TASK DIRECTIONS —
Give back each entry unchanged, minus pictures.

* begin INPUT MATERIAL *

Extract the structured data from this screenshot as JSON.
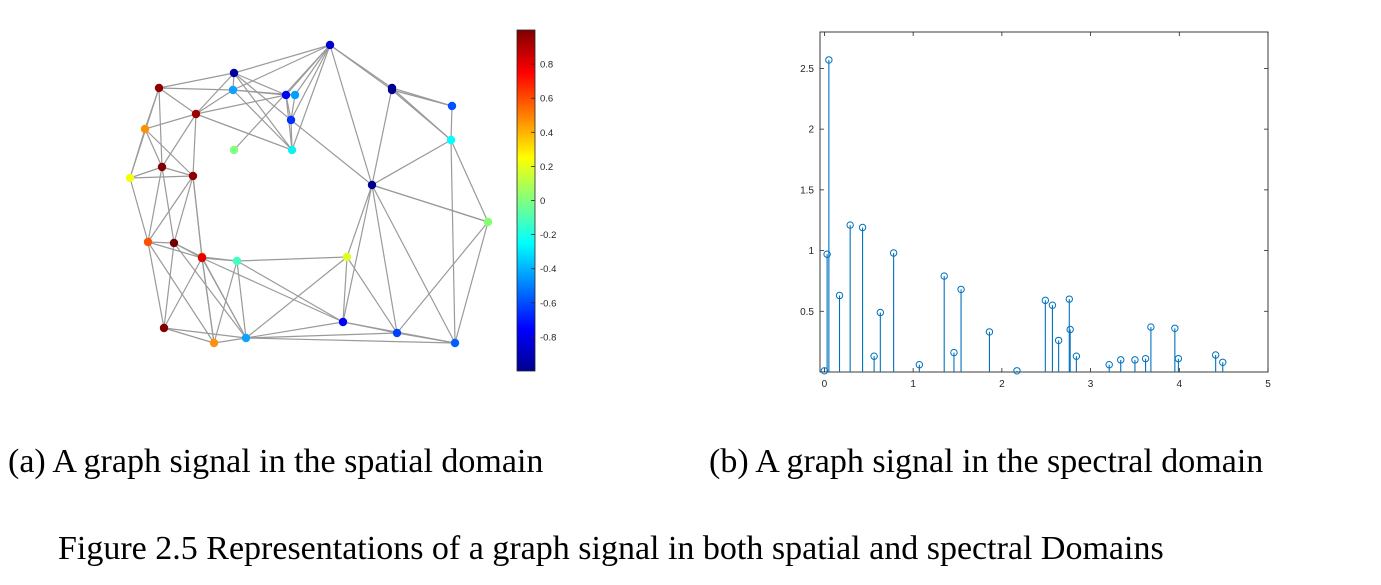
{
  "captions": {
    "subfigure_a": "(a) A graph signal in the spatial domain",
    "subfigure_b": "(b) A graph signal in the spectral domain",
    "figure": "Figure 2.5  Representations of a graph signal in both spatial and spectral Domains"
  },
  "colors": {
    "edge": "#9a9a9a",
    "stem": "#0072BD",
    "axis": "#262626"
  },
  "colorbar": {
    "colormap": "jet",
    "range": [
      -1,
      1
    ],
    "tick_labels": [
      "0.8",
      "0.6",
      "0.4",
      "0.2",
      "0",
      "-0.2",
      "-0.4",
      "-0.6",
      "-0.8"
    ],
    "tick_values": [
      0.8,
      0.6,
      0.4,
      0.2,
      0,
      -0.2,
      -0.4,
      -0.6,
      -0.8
    ]
  },
  "graph": {
    "node_colors": [
      "#00008f",
      "#0000cc",
      "#0000ff",
      "#0030ff",
      "#10f0f0",
      "#80ff80",
      "#00ffff",
      "#00a0ff",
      "#0050ff",
      "#000090",
      "#80ff70",
      "#e0ff20",
      "#0000ff",
      "#0040ff",
      "#0060ff",
      "#900000",
      "#a00000",
      "#ff9000",
      "#f0ff10",
      "#800000",
      "#900000",
      "#ff5000",
      "#700000",
      "#ff3000",
      "#40ffc0",
      "#800000",
      "#e00000",
      "#ff9010",
      "#10a0ff",
      "#000090",
      "#0000a0",
      "#10a0ff"
    ]
  },
  "chart_data": {
    "type": "stem",
    "title": "",
    "xlabel": "",
    "ylabel": "",
    "xlim": [
      -0.05,
      5
    ],
    "ylim": [
      0,
      2.8
    ],
    "x_ticks": [
      0,
      1,
      2,
      3,
      4,
      5
    ],
    "x_tick_labels": [
      "0",
      "1",
      "2",
      "3",
      "4",
      "5"
    ],
    "y_ticks": [
      0.5,
      1,
      1.5,
      2,
      2.5
    ],
    "y_tick_labels": [
      "0.5",
      "1",
      "1.5",
      "2",
      "2.5"
    ],
    "x": [
      0.0,
      0.03,
      0.05,
      0.17,
      0.29,
      0.43,
      0.56,
      0.63,
      0.78,
      1.07,
      1.35,
      1.46,
      1.54,
      1.86,
      2.17,
      2.49,
      2.57,
      2.64,
      2.76,
      2.77,
      2.84,
      3.21,
      3.34,
      3.5,
      3.62,
      3.68,
      3.95,
      3.99,
      4.41,
      4.49
    ],
    "values": [
      0.01,
      0.97,
      2.57,
      0.63,
      1.21,
      1.19,
      0.13,
      0.49,
      0.98,
      0.06,
      0.79,
      0.16,
      0.68,
      0.33,
      0.01,
      0.59,
      0.55,
      0.26,
      0.6,
      0.35,
      0.13,
      0.06,
      0.1,
      0.1,
      0.11,
      0.37,
      0.36,
      0.11,
      0.14,
      0.08
    ]
  }
}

* end INPUT MATERIAL *

EXERCISE OUTPUT —
Extract the structured data from this screenshot as JSON.
{
  "captions": {
    "subfigure_a": "(a) A graph signal in the spatial domain",
    "subfigure_b": "(b) A graph signal in the spectral domain",
    "figure": "Figure 2.5  Representations of a graph signal in both spatial and spectral Domains"
  },
  "colors": {
    "edge": "#9a9a9a",
    "stem": "#0072BD",
    "axis": "#262626"
  },
  "colorbar": {
    "colormap": "jet",
    "range": [
      -1,
      1
    ],
    "tick_labels": [
      "0.8",
      "0.6",
      "0.4",
      "0.2",
      "0",
      "-0.2",
      "-0.4",
      "-0.6",
      "-0.8"
    ],
    "tick_values": [
      0.8,
      0.6,
      0.4,
      0.2,
      0,
      -0.2,
      -0.4,
      -0.6,
      -0.8
    ]
  },
  "graph": {
    "node_colors": [
      "#00008f",
      "#0000cc",
      "#0000ff",
      "#0030ff",
      "#10f0f0",
      "#80ff80",
      "#00ffff",
      "#00a0ff",
      "#0050ff",
      "#000090",
      "#80ff70",
      "#e0ff20",
      "#0000ff",
      "#0040ff",
      "#0060ff",
      "#900000",
      "#a00000",
      "#ff9000",
      "#f0ff10",
      "#800000",
      "#900000",
      "#ff5000",
      "#700000",
      "#ff3000",
      "#40ffc0",
      "#800000",
      "#e00000",
      "#ff9010",
      "#10a0ff",
      "#000090",
      "#0000a0",
      "#10a0ff"
    ]
  },
  "chart_data": {
    "type": "stem",
    "title": "",
    "xlabel": "",
    "ylabel": "",
    "xlim": [
      -0.05,
      5
    ],
    "ylim": [
      0,
      2.8
    ],
    "x_ticks": [
      0,
      1,
      2,
      3,
      4,
      5
    ],
    "x_tick_labels": [
      "0",
      "1",
      "2",
      "3",
      "4",
      "5"
    ],
    "y_ticks": [
      0.5,
      1,
      1.5,
      2,
      2.5
    ],
    "y_tick_labels": [
      "0.5",
      "1",
      "1.5",
      "2",
      "2.5"
    ],
    "x": [
      0.0,
      0.03,
      0.05,
      0.17,
      0.29,
      0.43,
      0.56,
      0.63,
      0.78,
      1.07,
      1.35,
      1.46,
      1.54,
      1.86,
      2.17,
      2.49,
      2.57,
      2.64,
      2.76,
      2.77,
      2.84,
      3.21,
      3.34,
      3.5,
      3.62,
      3.68,
      3.95,
      3.99,
      4.41,
      4.49
    ],
    "values": [
      0.01,
      0.97,
      2.57,
      0.63,
      1.21,
      1.19,
      0.13,
      0.49,
      0.98,
      0.06,
      0.79,
      0.16,
      0.68,
      0.33,
      0.01,
      0.59,
      0.55,
      0.26,
      0.6,
      0.35,
      0.13,
      0.06,
      0.1,
      0.1,
      0.11,
      0.37,
      0.36,
      0.11,
      0.14,
      0.08
    ]
  }
}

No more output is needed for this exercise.